• _DATASET EXCERPTS_
* * * * * * *

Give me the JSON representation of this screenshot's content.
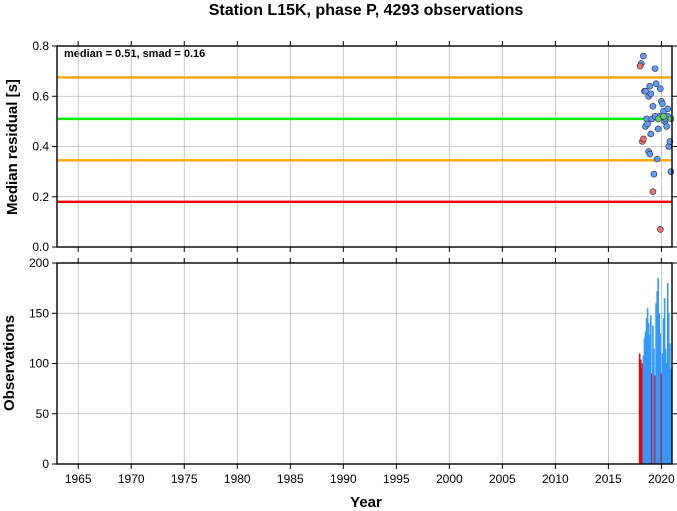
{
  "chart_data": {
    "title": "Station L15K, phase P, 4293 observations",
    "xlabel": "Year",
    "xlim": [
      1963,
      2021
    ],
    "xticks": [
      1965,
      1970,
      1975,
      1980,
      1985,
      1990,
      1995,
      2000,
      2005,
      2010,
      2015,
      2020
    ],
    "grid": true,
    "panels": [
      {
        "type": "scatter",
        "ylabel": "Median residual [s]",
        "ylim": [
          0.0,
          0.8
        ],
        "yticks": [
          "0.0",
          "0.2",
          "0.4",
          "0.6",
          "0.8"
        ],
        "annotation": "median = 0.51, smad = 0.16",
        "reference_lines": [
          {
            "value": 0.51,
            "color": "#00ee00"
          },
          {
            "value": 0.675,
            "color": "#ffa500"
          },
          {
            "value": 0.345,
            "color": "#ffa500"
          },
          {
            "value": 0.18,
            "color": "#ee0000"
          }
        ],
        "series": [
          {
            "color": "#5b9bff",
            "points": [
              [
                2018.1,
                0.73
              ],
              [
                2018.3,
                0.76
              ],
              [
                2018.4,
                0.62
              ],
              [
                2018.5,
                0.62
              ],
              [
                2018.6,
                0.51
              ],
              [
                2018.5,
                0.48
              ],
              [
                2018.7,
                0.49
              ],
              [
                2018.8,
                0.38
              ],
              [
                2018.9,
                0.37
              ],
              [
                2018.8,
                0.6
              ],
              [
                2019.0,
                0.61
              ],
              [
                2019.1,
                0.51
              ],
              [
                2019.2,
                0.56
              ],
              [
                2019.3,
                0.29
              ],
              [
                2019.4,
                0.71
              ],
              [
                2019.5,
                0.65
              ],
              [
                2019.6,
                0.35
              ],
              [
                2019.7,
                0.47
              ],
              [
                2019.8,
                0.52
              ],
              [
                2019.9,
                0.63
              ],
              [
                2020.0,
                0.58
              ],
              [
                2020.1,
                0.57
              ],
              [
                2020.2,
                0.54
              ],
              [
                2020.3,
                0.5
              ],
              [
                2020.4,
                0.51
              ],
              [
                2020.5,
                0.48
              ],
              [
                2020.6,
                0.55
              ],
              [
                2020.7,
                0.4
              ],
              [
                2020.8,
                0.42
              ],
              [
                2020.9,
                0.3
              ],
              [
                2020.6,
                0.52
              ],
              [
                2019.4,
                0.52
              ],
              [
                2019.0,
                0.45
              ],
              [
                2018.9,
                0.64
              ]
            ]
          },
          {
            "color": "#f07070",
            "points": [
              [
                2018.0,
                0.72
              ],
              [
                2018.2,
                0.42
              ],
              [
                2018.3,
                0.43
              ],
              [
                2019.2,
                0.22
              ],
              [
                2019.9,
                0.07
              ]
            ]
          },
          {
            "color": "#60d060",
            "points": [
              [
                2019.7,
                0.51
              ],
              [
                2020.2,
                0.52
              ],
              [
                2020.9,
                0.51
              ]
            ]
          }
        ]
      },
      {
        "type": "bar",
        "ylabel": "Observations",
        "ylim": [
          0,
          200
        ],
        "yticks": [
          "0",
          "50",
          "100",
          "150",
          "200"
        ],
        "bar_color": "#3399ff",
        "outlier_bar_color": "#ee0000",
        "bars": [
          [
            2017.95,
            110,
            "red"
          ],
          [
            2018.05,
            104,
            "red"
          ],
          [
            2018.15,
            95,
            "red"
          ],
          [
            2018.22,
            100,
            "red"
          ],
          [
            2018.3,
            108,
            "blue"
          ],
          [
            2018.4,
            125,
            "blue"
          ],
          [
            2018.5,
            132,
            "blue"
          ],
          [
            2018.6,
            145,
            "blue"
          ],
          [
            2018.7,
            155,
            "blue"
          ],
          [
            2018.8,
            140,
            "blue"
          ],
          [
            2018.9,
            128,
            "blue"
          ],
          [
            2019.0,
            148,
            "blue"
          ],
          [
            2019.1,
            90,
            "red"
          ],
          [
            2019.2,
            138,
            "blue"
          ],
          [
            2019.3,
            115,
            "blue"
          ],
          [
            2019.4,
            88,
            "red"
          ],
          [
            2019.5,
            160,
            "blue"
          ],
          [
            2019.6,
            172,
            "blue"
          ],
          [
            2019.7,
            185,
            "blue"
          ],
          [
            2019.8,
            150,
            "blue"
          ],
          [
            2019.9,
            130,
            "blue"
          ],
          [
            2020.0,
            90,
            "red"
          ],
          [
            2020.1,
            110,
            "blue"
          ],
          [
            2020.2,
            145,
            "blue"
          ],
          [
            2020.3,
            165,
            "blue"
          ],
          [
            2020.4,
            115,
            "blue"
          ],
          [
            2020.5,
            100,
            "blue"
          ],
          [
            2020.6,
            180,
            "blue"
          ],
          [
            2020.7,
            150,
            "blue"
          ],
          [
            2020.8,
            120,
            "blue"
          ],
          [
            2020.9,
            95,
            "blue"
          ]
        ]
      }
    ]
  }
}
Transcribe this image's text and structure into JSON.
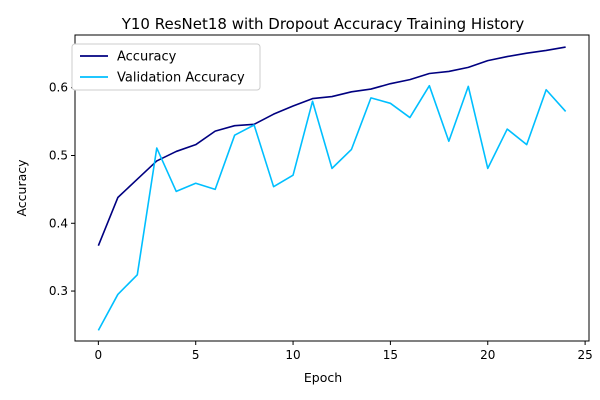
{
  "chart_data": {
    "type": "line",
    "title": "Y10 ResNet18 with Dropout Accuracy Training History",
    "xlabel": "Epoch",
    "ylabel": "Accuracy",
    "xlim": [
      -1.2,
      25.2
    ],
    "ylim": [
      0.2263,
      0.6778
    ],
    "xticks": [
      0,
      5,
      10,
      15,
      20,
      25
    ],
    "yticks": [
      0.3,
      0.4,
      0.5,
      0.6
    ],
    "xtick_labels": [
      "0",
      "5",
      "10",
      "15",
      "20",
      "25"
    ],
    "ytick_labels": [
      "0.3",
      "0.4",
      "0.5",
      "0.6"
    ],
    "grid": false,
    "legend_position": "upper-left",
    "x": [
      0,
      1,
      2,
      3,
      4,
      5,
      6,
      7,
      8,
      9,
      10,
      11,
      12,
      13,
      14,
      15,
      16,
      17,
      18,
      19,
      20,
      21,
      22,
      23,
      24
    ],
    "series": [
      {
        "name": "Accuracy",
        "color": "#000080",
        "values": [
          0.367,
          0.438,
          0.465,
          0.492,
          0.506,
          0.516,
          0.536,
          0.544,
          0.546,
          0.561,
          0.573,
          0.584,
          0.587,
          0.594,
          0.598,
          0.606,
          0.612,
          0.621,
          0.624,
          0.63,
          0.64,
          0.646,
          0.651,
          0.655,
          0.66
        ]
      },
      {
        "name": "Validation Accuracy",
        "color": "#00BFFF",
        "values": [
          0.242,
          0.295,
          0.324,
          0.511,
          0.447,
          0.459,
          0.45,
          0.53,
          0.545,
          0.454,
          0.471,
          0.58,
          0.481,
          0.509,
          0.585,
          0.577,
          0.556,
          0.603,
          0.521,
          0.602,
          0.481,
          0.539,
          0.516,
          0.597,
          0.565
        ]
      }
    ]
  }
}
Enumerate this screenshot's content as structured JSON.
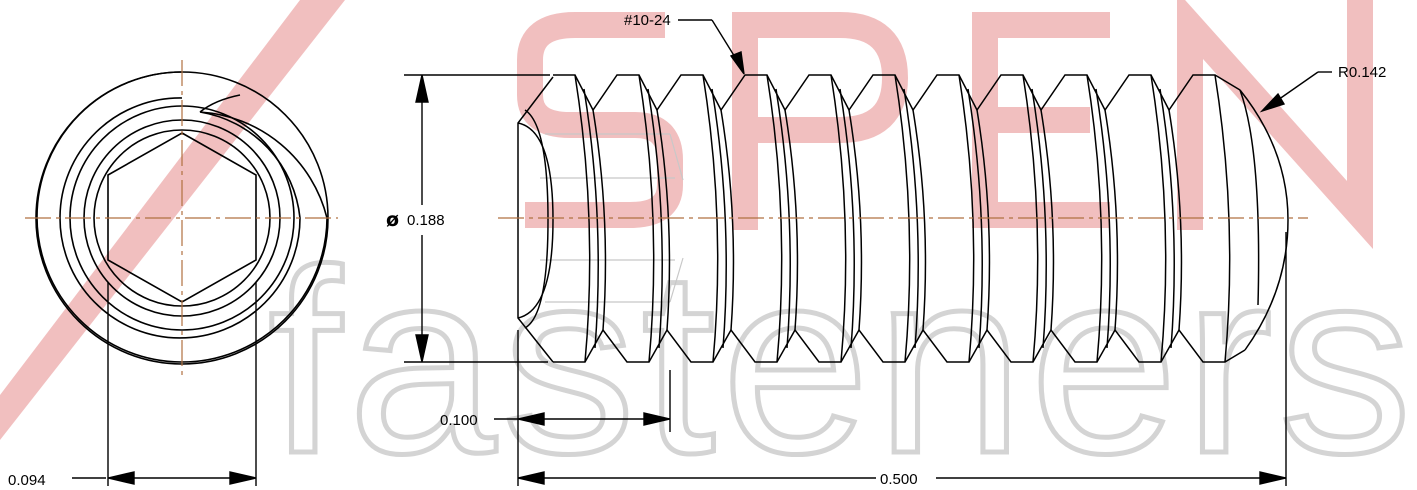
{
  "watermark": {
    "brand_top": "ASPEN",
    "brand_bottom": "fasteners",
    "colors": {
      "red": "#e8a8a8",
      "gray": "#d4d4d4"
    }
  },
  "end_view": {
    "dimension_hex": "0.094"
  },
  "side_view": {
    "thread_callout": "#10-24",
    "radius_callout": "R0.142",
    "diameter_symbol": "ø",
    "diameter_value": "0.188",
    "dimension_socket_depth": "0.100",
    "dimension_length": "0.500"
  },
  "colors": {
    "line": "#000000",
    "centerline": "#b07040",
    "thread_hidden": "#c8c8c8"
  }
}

* * * * * * *

• _GIVEN TASK_
Reproduce each entry precisely. Leave the pictures out.

• _TASK RESPONSE_
Give me the JSON representation of this screenshot's content.
{
  "chart_data": {
    "title": "Station L15K, phase P, 4293 observations",
    "xlabel": "Year",
    "xlim": [
      1963,
      2021
    ],
    "xticks": [
      1965,
      1970,
      1975,
      1980,
      1985,
      1990,
      1995,
      2000,
      2005,
      2010,
      2015,
      2020
    ],
    "grid": true,
    "panels": [
      {
        "type": "scatter",
        "ylabel": "Median residual [s]",
        "ylim": [
          0.0,
          0.8
        ],
        "yticks": [
          "0.0",
          "0.2",
          "0.4",
          "0.6",
          "0.8"
        ],
        "annotation": "median = 0.51, smad = 0.16",
        "reference_lines": [
          {
            "value": 0.51,
            "color": "#00ee00"
          },
          {
            "value": 0.675,
            "color": "#ffa500"
          },
          {
            "value": 0.345,
            "color": "#ffa500"
          },
          {
            "value": 0.18,
            "color": "#ee0000"
          }
        ],
        "series": [
          {
            "color": "#5b9bff",
            "points": [
              [
                2018.1,
                0.73
              ],
              [
                2018.3,
                0.76
              ],
              [
                2018.4,
                0.62
              ],
              [
                2018.5,
                0.62
              ],
              [
                2018.6,
                0.51
              ],
              [
                2018.5,
                0.48
              ],
              [
                2018.7,
                0.49
              ],
              [
                2018.8,
                0.38
              ],
              [
                2018.9,
                0.37
              ],
              [
                2018.8,
                0.6
              ],
              [
                2019.0,
                0.61
              ],
              [
                2019.1,
                0.51
              ],
              [
                2019.2,
                0.56
              ],
              [
                2019.3,
                0.29
              ],
              [
                2019.4,
                0.71
              ],
              [
                2019.5,
                0.65
              ],
              [
                2019.6,
                0.35
              ],
              [
                2019.7,
                0.47
              ],
              [
                2019.8,
                0.52
              ],
              [
                2019.9,
                0.63
              ],
              [
                2020.0,
                0.58
              ],
              [
                2020.1,
                0.57
              ],
              [
                2020.2,
                0.54
              ],
              [
                2020.3,
                0.5
              ],
              [
                2020.4,
                0.51
              ],
              [
                2020.5,
                0.48
              ],
              [
                2020.6,
                0.55
              ],
              [
                2020.7,
                0.4
              ],
              [
                2020.8,
                0.42
              ],
              [
                2020.9,
                0.3
              ],
              [
                2020.6,
                0.52
              ],
              [
                2019.4,
                0.52
              ],
              [
                2019.0,
                0.45
              ],
              [
                2018.9,
                0.64
              ]
            ]
          },
          {
            "color": "#f07070",
            "points": [
              [
                2018.0,
                0.72
              ],
              [
                2018.2,
                0.42
              ],
              [
                2018.3,
                0.43
              ],
              [
                2019.2,
                0.22
              ],
              [
                2019.9,
                0.07
              ]
            ]
          },
          {
            "color": "#60d060",
            "points": [
              [
                2019.7,
                0.51
              ],
              [
                2020.2,
                0.52
              ],
              [
                2020.9,
                0.51
              ]
            ]
          }
        ]
      },
      {
        "type": "bar",
        "ylabel": "Observations",
        "ylim": [
          0,
          200
        ],
        "yticks": [
          "0",
          "50",
          "100",
          "150",
          "200"
        ],
        "bar_color": "#3399ff",
        "outlier_bar_color": "#ee0000",
        "bars": [
          [
            2017.95,
            110,
            "red"
          ],
          [
            2018.05,
            104,
            "red"
          ],
          [
            2018.15,
            95,
            "red"
          ],
          [
            2018.22,
            100,
            "red"
          ],
          [
            2018.3,
            108,
            "blue"
          ],
          [
            2018.4,
            125,
            "blue"
          ],
          [
            2018.5,
            132,
            "blue"
          ],
          [
            2018.6,
            145,
            "blue"
          ],
          [
            2018.7,
            155,
            "blue"
          ],
          [
            2018.8,
            140,
            "blue"
          ],
          [
            2018.9,
            128,
            "blue"
          ],
          [
            2019.0,
            148,
            "blue"
          ],
          [
            2019.1,
            90,
            "red"
          ],
          [
            2019.2,
            138,
            "blue"
          ],
          [
            2019.3,
            115,
            "blue"
          ],
          [
            2019.4,
            88,
            "red"
          ],
          [
            2019.5,
            160,
            "blue"
          ],
          [
            2019.6,
            172,
            "blue"
          ],
          [
            2019.7,
            185,
            "blue"
          ],
          [
            2019.8,
            150,
            "blue"
          ],
          [
            2019.9,
            130,
            "blue"
          ],
          [
            2020.0,
            90,
            "red"
          ],
          [
            2020.1,
            110,
            "blue"
          ],
          [
            2020.2,
            145,
            "blue"
          ],
          [
            2020.3,
            165,
            "blue"
          ],
          [
            2020.4,
            115,
            "blue"
          ],
          [
            2020.5,
            100,
            "blue"
          ],
          [
            2020.6,
            180,
            "blue"
          ],
          [
            2020.7,
            150,
            "blue"
          ],
          [
            2020.8,
            120,
            "blue"
          ],
          [
            2020.9,
            95,
            "blue"
          ]
        ]
      }
    ]
  }
}
Transcribe this image's text and structure into JSON.
{
  "chart_data": {
    "type": "line",
    "title": "Y10 ResNet18 with Dropout Accuracy Training History",
    "xlabel": "Epoch",
    "ylabel": "Accuracy",
    "xlim": [
      -1.2,
      25.2
    ],
    "ylim": [
      0.2263,
      0.6778
    ],
    "xticks": [
      0,
      5,
      10,
      15,
      20,
      25
    ],
    "yticks": [
      0.3,
      0.4,
      0.5,
      0.6
    ],
    "xtick_labels": [
      "0",
      "5",
      "10",
      "15",
      "20",
      "25"
    ],
    "ytick_labels": [
      "0.3",
      "0.4",
      "0.5",
      "0.6"
    ],
    "grid": false,
    "legend_position": "upper-left",
    "x": [
      0,
      1,
      2,
      3,
      4,
      5,
      6,
      7,
      8,
      9,
      10,
      11,
      12,
      13,
      14,
      15,
      16,
      17,
      18,
      19,
      20,
      21,
      22,
      23,
      24
    ],
    "series": [
      {
        "name": "Accuracy",
        "color": "#000080",
        "values": [
          0.367,
          0.438,
          0.465,
          0.492,
          0.506,
          0.516,
          0.536,
          0.544,
          0.546,
          0.561,
          0.573,
          0.584,
          0.587,
          0.594,
          0.598,
          0.606,
          0.612,
          0.621,
          0.624,
          0.63,
          0.64,
          0.646,
          0.651,
          0.655,
          0.66
        ]
      },
      {
        "name": "Validation Accuracy",
        "color": "#00BFFF",
        "values": [
          0.242,
          0.295,
          0.324,
          0.511,
          0.447,
          0.459,
          0.45,
          0.53,
          0.545,
          0.454,
          0.471,
          0.58,
          0.481,
          0.509,
          0.585,
          0.577,
          0.556,
          0.603,
          0.521,
          0.602,
          0.481,
          0.539,
          0.516,
          0.597,
          0.565
        ]
      }
    ]
  }
}
Enumerate this screenshot's content as structured JSON.
{
  "watermark": {
    "brand_top": "ASPEN",
    "brand_bottom": "fasteners",
    "colors": {
      "red": "#e8a8a8",
      "gray": "#d4d4d4"
    }
  },
  "end_view": {
    "dimension_hex": "0.094"
  },
  "side_view": {
    "thread_callout": "#10-24",
    "radius_callout": "R0.142",
    "diameter_symbol": "ø",
    "diameter_value": "0.188",
    "dimension_socket_depth": "0.100",
    "dimension_length": "0.500"
  },
  "colors": {
    "line": "#000000",
    "centerline": "#b07040",
    "thread_hidden": "#c8c8c8"
  }
}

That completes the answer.